*AIM*: Output all records precisely as written.

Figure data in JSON

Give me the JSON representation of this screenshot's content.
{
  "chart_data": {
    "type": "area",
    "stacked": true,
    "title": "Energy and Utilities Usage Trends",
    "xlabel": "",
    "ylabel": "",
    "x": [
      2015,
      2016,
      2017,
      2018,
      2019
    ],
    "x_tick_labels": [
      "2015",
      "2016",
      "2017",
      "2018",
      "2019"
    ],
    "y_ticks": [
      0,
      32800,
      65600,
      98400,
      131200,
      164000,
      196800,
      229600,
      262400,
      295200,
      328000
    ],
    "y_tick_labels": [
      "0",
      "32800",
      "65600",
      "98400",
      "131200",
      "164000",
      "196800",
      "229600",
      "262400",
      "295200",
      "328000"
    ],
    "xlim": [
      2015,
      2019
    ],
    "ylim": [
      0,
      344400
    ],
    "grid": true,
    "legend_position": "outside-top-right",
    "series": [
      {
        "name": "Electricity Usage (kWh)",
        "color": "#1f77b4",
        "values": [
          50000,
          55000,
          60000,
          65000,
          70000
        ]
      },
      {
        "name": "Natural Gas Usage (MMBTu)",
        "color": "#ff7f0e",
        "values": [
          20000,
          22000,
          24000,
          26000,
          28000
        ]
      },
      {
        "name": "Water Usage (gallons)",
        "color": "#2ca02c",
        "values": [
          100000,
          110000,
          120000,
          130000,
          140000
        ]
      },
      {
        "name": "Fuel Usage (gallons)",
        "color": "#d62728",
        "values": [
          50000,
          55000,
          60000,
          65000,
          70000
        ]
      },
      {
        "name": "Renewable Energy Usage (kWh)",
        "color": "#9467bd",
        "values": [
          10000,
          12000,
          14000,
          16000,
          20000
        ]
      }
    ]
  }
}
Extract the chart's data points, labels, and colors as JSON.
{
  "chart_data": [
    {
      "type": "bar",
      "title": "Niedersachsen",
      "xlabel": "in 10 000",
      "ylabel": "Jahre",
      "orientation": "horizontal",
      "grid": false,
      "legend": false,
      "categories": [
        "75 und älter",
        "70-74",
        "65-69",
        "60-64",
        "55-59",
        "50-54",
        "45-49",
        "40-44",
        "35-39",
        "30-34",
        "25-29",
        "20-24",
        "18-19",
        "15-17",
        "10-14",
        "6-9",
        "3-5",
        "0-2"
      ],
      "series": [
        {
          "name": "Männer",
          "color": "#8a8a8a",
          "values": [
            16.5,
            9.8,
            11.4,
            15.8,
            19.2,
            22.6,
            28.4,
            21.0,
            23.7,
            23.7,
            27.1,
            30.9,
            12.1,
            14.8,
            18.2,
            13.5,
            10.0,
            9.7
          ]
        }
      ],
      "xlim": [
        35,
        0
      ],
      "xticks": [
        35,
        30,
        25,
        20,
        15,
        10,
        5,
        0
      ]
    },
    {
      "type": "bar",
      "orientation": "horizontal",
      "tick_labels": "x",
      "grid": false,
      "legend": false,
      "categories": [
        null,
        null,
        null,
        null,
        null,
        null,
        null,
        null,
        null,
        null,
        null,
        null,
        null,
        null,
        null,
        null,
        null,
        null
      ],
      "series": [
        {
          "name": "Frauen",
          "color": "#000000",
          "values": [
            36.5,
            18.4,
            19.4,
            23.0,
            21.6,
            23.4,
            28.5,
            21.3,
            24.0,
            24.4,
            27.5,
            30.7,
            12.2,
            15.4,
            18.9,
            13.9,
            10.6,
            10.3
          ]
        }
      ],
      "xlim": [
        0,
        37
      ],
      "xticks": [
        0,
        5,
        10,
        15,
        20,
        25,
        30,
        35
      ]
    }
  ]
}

*FULL RESPONSE*:
Give me the JSON representation of this screenshot's content.
{
  "chart_data": {
    "type": "area",
    "stacked": true,
    "title": "Energy and Utilities Usage Trends",
    "xlabel": "",
    "ylabel": "",
    "x": [
      2015,
      2016,
      2017,
      2018,
      2019
    ],
    "x_tick_labels": [
      "2015",
      "2016",
      "2017",
      "2018",
      "2019"
    ],
    "y_ticks": [
      0,
      32800,
      65600,
      98400,
      131200,
      164000,
      196800,
      229600,
      262400,
      295200,
      328000
    ],
    "y_tick_labels": [
      "0",
      "32800",
      "65600",
      "98400",
      "131200",
      "164000",
      "196800",
      "229600",
      "262400",
      "295200",
      "328000"
    ],
    "xlim": [
      2015,
      2019
    ],
    "ylim": [
      0,
      344400
    ],
    "grid": true,
    "legend_position": "outside-top-right",
    "series": [
      {
        "name": "Electricity Usage (kWh)",
        "color": "#1f77b4",
        "values": [
          50000,
          55000,
          60000,
          65000,
          70000
        ]
      },
      {
        "name": "Natural Gas Usage (MMBTu)",
        "color": "#ff7f0e",
        "values": [
          20000,
          22000,
          24000,
          26000,
          28000
        ]
      },
      {
        "name": "Water Usage (gallons)",
        "color": "#2ca02c",
        "values": [
          100000,
          110000,
          120000,
          130000,
          140000
        ]
      },
      {
        "name": "Fuel Usage (gallons)",
        "color": "#d62728",
        "values": [
          50000,
          55000,
          60000,
          65000,
          70000
        ]
      },
      {
        "name": "Renewable Energy Usage (kWh)",
        "color": "#9467bd",
        "values": [
          10000,
          12000,
          14000,
          16000,
          20000
        ]
      }
    ]
  }
}
Extract the chart's data points, labels, and colors as JSON.
{
  "chart_data": [
    {
      "type": "bar",
      "title": "Niedersachsen",
      "xlabel": "in 10 000",
      "ylabel": "Jahre",
      "orientation": "horizontal",
      "grid": false,
      "legend": false,
      "categories": [
        "75 und älter",
        "70-74",
        "65-69",
        "60-64",
        "55-59",
        "50-54",
        "45-49",
        "40-44",
        "35-39",
        "30-34",
        "25-29",
        "20-24",
        "18-19",
        "15-17",
        "10-14",
        "6-9",
        "3-5",
        "0-2"
      ],
      "series": [
        {
          "name": "Männer",
          "color": "#8a8a8a",
          "values": [
            16.5,
            9.8,
            11.4,
            15.8,
            19.2,
            22.6,
            28.4,
            21.0,
            23.7,
            23.7,
            27.1,
            30.9,
            12.1,
            14.8,
            18.2,
            13.5,
            10.0,
            9.7
          ]
        }
      ],
      "xlim": [
        35,
        0
      ],
      "xticks": [
        35,
        30,
        25,
        20,
        15,
        10,
        5,
        0
      ]
    },
    {
      "type": "bar",
      "orientation": "horizontal",
      "tick_labels": "x",
      "grid": false,
      "legend": false,
      "categories": [
        null,
        null,
        null,
        null,
        null,
        null,
        null,
        null,
        null,
        null,
        null,
        null,
        null,
        null,
        null,
        null,
        null,
        null
      ],
      "series": [
        {
          "name": "Frauen",
          "color": "#000000",
          "values": [
            36.5,
            18.4,
            19.4,
            23.0,
            21.6,
            23.4,
            28.5,
            21.3,
            24.0,
            24.4,
            27.5,
            30.7,
            12.2,
            15.4,
            18.9,
            13.9,
            10.6,
            10.3
          ]
        }
      ],
      "xlim": [
        0,
        37
      ],
      "xticks": [
        0,
        5,
        10,
        15,
        20,
        25,
        30,
        35
      ]
    }
  ]
}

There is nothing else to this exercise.